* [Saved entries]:
+ + + + + + +

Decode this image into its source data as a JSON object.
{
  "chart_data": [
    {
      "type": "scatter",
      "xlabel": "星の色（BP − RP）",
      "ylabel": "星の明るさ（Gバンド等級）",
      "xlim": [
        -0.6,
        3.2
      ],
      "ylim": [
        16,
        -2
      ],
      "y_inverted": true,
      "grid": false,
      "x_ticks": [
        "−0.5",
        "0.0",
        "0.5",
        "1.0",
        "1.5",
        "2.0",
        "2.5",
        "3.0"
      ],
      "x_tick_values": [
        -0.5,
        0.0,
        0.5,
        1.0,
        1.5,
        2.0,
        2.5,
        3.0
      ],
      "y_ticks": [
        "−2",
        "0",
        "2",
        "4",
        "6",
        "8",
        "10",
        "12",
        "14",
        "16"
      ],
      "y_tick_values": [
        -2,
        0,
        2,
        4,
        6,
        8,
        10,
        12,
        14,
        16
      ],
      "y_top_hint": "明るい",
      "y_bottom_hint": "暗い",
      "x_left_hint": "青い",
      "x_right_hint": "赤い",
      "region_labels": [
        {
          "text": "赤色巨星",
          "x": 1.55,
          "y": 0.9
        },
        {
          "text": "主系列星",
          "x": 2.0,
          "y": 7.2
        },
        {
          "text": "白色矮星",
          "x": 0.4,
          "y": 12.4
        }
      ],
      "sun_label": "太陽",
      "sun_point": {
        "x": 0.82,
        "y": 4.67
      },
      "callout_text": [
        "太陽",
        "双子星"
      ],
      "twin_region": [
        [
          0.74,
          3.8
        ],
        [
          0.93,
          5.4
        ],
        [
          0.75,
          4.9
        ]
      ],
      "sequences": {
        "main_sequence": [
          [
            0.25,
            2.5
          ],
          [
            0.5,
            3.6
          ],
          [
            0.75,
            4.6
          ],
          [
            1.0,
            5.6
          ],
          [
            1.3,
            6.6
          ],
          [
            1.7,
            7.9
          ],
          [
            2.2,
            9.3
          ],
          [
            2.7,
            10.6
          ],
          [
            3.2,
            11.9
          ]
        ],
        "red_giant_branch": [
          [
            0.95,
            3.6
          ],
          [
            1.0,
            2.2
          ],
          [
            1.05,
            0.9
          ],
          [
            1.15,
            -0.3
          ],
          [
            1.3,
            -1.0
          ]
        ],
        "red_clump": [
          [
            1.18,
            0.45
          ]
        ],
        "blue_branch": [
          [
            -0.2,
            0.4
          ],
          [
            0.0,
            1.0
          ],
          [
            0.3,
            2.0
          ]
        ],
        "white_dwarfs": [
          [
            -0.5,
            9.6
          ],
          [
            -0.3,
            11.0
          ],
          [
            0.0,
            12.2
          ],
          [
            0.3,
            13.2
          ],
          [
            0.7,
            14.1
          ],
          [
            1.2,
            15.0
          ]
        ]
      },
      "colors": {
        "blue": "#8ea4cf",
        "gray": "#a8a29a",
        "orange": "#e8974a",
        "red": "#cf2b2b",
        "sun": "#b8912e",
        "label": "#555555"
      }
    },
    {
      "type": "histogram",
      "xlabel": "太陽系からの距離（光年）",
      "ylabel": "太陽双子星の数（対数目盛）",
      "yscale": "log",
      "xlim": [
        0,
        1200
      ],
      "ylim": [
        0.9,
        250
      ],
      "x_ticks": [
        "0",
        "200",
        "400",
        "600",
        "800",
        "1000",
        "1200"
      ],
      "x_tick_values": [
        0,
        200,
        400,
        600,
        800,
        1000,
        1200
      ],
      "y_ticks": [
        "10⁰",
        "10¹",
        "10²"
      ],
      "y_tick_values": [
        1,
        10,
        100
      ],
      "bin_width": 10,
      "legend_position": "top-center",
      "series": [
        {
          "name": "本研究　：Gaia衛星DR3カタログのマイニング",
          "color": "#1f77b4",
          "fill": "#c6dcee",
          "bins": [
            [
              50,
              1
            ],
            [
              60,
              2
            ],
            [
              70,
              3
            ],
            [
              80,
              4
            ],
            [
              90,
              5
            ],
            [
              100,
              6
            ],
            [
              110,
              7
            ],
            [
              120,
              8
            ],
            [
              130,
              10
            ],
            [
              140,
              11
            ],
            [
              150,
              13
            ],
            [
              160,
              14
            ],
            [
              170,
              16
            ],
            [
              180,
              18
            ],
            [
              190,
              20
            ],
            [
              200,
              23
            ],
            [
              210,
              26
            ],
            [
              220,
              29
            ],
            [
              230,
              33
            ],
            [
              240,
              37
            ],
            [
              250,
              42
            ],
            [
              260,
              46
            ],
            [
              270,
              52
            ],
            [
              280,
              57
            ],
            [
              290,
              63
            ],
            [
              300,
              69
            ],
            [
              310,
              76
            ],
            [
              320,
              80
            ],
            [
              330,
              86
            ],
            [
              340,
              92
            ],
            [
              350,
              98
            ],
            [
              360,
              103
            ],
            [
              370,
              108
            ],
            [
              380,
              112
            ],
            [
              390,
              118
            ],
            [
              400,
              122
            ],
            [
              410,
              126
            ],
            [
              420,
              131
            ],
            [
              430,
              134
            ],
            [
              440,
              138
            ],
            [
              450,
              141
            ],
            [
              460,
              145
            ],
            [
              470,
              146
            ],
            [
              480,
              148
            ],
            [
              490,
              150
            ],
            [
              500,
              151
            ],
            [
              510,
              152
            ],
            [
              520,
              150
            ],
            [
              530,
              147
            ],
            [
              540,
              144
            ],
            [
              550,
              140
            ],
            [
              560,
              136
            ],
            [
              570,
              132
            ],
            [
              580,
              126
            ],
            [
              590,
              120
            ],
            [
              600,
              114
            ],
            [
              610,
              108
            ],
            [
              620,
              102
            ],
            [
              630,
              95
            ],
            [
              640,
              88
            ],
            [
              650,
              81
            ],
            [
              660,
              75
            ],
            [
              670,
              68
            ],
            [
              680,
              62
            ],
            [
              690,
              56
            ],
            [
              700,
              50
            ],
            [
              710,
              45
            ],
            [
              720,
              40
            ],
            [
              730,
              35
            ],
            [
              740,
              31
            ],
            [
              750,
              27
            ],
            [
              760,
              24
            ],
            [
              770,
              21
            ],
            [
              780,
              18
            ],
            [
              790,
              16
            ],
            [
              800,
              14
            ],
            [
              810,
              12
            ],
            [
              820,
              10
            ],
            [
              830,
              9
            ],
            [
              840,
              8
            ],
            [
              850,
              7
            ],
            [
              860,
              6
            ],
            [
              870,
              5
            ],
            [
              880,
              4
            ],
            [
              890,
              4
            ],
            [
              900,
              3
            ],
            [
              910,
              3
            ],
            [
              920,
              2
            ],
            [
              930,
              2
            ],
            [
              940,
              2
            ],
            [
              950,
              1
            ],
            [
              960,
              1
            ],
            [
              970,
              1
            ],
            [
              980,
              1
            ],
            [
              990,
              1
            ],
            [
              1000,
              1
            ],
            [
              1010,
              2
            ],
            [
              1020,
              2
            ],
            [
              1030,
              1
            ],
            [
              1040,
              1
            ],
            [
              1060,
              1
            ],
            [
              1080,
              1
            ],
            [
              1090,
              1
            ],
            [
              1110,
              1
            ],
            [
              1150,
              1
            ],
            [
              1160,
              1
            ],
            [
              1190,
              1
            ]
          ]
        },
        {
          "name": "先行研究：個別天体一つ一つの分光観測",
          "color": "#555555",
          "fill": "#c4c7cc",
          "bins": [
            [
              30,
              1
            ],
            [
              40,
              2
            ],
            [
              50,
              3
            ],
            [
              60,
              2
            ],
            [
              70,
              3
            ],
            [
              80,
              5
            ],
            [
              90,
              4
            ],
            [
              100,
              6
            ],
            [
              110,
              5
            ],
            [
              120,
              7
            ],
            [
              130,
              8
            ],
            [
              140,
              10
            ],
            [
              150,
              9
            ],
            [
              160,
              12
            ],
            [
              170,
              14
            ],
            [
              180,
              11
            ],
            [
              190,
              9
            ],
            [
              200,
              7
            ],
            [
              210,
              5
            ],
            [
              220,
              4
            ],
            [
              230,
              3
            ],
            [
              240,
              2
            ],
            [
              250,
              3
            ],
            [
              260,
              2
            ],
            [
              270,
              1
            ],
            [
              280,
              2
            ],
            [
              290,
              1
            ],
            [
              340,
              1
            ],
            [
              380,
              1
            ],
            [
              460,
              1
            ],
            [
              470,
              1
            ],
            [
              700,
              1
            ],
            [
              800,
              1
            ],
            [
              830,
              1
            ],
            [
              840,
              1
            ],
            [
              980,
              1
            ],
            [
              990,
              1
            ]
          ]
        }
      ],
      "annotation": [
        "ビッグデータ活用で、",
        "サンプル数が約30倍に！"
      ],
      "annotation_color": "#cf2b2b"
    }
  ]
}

+ + + + + + +

* [GIVEN TASK]:
Identify the lines of the data that contain the word "name". Copy each of them.

* [WRITTEN REPLY]:
          "name": "本研究　：Gaia衛星DR3カタログのマイニング",
          "name": "先行研究：個別天体一つ一つの分光観測",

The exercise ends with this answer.